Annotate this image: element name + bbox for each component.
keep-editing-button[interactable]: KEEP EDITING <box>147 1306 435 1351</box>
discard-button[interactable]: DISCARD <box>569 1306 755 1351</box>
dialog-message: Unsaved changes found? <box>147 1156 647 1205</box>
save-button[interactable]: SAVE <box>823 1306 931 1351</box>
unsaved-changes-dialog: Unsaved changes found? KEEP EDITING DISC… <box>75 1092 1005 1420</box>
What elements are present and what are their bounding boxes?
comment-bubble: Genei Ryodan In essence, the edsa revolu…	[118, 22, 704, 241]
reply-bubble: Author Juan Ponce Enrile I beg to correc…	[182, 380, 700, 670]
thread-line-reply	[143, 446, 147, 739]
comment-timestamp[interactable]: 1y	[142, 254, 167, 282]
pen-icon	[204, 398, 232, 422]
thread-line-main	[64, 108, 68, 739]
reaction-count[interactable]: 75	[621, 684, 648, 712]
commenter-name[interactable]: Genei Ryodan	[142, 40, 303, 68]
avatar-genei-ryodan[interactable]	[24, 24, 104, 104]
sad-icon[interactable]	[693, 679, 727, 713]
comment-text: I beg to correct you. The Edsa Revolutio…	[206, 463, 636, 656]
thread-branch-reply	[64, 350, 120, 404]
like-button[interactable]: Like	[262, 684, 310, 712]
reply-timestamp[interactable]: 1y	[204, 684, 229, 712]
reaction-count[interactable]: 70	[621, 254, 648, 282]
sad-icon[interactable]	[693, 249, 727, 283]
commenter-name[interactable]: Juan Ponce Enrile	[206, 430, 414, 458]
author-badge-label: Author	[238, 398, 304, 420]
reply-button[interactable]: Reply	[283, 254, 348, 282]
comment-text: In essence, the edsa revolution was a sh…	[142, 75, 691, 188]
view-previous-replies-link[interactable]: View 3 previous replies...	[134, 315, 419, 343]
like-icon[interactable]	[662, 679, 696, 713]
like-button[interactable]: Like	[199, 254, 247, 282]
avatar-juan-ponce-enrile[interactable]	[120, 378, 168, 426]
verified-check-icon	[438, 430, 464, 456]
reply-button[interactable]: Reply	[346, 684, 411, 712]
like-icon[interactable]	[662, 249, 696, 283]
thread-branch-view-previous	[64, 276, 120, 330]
━━━
## TASK PROMPT
Render everything from the start of the records down to the line containing "view-previous-replies-link[interactable]: View 3", inclusive, as a numbered list, leaving out any blank lines.

## FULL SOLUTION
1. Annotate this image: element name + bbox for each component.
2. keep-editing-button[interactable]: KEEP EDITING <box>147 1306 435 1351</box>
3. discard-button[interactable]: DISCARD <box>569 1306 755 1351</box>
4. dialog-message: Unsaved changes found? <box>147 1156 647 1205</box>
5. save-button[interactable]: SAVE <box>823 1306 931 1351</box>
6. unsaved-changes-dialog: Unsaved changes found? KEEP EDITING DISC… <box>75 1092 1005 1420</box>
7. What elements are present and what are their bounding boxes?
8. comment-bubble: Genei Ryodan In essence, the edsa revolu…	[118, 22, 704, 241]
9. reply-bubble: Author Juan Ponce Enrile I beg to correc…	[182, 380, 700, 670]
10. thread-line-reply	[143, 446, 147, 739]
11. comment-timestamp[interactable]: 1y	[142, 254, 167, 282]
12. pen-icon	[204, 398, 232, 422]
13. thread-line-main	[64, 108, 68, 739]
14. reaction-count[interactable]: 75	[621, 684, 648, 712]
15. commenter-name[interactable]: Genei Ryodan	[142, 40, 303, 68]
16. avatar-genei-ryodan[interactable]	[24, 24, 104, 104]
17. sad-icon[interactable]	[693, 679, 727, 713]
18. comment-text: I beg to correct you. The Edsa Revolutio…	[206, 463, 636, 656]
19. thread-branch-reply	[64, 350, 120, 404]
20. like-button[interactable]: Like	[262, 684, 310, 712]
21. reply-timestamp[interactable]: 1y	[204, 684, 229, 712]
22. reaction-count[interactable]: 70	[621, 254, 648, 282]
23. sad-icon[interactable]	[693, 249, 727, 283]
24. commenter-name[interactable]: Juan Ponce Enrile	[206, 430, 414, 458]
25. author-badge-label: Author	[238, 398, 304, 420]
26. reply-button[interactable]: Reply	[283, 254, 348, 282]
27. comment-text: In essence, the edsa revolution was a sh…	[142, 75, 691, 188]
28. view-previous-replies-link[interactable]: View 3 previous replies...	[134, 315, 419, 343]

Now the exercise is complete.